**TASK DESCRIPTION:**
Reproduce the data exactly.

Rows from a dataset
___
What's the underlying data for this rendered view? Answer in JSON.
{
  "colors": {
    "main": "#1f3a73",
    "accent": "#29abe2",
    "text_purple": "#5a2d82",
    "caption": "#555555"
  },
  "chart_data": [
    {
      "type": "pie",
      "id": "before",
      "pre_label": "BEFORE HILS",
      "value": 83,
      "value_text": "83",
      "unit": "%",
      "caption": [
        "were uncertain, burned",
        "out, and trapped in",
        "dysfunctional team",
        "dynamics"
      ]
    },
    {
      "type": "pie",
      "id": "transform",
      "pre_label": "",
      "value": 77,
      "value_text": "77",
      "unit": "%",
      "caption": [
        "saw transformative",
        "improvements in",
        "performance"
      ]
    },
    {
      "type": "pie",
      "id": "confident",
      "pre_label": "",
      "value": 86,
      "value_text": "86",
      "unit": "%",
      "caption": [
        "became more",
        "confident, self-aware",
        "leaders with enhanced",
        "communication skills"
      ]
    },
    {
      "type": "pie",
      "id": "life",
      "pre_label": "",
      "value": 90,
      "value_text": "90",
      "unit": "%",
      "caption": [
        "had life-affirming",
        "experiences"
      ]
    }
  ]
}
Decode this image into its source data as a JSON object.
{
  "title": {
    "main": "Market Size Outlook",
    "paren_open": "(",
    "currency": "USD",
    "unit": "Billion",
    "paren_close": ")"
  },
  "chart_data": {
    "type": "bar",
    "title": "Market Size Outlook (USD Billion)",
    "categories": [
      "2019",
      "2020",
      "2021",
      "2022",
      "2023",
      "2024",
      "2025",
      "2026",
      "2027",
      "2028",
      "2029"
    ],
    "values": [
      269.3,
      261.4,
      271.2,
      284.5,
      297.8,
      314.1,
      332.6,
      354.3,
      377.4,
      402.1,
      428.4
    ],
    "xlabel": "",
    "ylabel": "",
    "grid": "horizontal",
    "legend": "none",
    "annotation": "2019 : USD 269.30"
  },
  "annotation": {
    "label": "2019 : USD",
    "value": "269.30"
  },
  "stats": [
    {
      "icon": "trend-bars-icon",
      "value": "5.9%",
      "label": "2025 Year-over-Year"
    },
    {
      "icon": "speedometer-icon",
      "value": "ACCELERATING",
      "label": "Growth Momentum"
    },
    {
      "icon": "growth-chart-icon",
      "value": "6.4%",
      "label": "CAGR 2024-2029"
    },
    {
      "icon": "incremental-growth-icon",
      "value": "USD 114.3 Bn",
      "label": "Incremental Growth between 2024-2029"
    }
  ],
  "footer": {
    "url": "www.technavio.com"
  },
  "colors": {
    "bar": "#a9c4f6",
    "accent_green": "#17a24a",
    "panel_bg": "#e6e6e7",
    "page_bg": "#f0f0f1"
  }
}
___
**ANSWER TO THE PROBLEM:**
What's the underlying data for this rendered view? Answer in JSON.
{
  "colors": {
    "main": "#1f3a73",
    "accent": "#29abe2",
    "text_purple": "#5a2d82",
    "caption": "#555555"
  },
  "chart_data": [
    {
      "type": "pie",
      "id": "before",
      "pre_label": "BEFORE HILS",
      "value": 83,
      "value_text": "83",
      "unit": "%",
      "caption": [
        "were uncertain, burned",
        "out, and trapped in",
        "dysfunctional team",
        "dynamics"
      ]
    },
    {
      "type": "pie",
      "id": "transform",
      "pre_label": "",
      "value": 77,
      "value_text": "77",
      "unit": "%",
      "caption": [
        "saw transformative",
        "improvements in",
        "performance"
      ]
    },
    {
      "type": "pie",
      "id": "confident",
      "pre_label": "",
      "value": 86,
      "value_text": "86",
      "unit": "%",
      "caption": [
        "became more",
        "confident, self-aware",
        "leaders with enhanced",
        "communication skills"
      ]
    },
    {
      "type": "pie",
      "id": "life",
      "pre_label": "",
      "value": 90,
      "value_text": "90",
      "unit": "%",
      "caption": [
        "had life-affirming",
        "experiences"
      ]
    }
  ]
}
Decode this image into its source data as a JSON object.
{
  "title": {
    "main": "Market Size Outlook",
    "paren_open": "(",
    "currency": "USD",
    "unit": "Billion",
    "paren_close": ")"
  },
  "chart_data": {
    "type": "bar",
    "title": "Market Size Outlook (USD Billion)",
    "categories": [
      "2019",
      "2020",
      "2021",
      "2022",
      "2023",
      "2024",
      "2025",
      "2026",
      "2027",
      "2028",
      "2029"
    ],
    "values": [
      269.3,
      261.4,
      271.2,
      284.5,
      297.8,
      314.1,
      332.6,
      354.3,
      377.4,
      402.1,
      428.4
    ],
    "xlabel": "",
    "ylabel": "",
    "grid": "horizontal",
    "legend": "none",
    "annotation": "2019 : USD 269.30"
  },
  "annotation": {
    "label": "2019 : USD",
    "value": "269.30"
  },
  "stats": [
    {
      "icon": "trend-bars-icon",
      "value": "5.9%",
      "label": "2025 Year-over-Year"
    },
    {
      "icon": "speedometer-icon",
      "value": "ACCELERATING",
      "label": "Growth Momentum"
    },
    {
      "icon": "growth-chart-icon",
      "value": "6.4%",
      "label": "CAGR 2024-2029"
    },
    {
      "icon": "incremental-growth-icon",
      "value": "USD 114.3 Bn",
      "label": "Incremental Growth between 2024-2029"
    }
  ],
  "footer": {
    "url": "www.technavio.com"
  },
  "colors": {
    "bar": "#a9c4f6",
    "accent_green": "#17a24a",
    "panel_bg": "#e6e6e7",
    "page_bg": "#f0f0f1"
  }
}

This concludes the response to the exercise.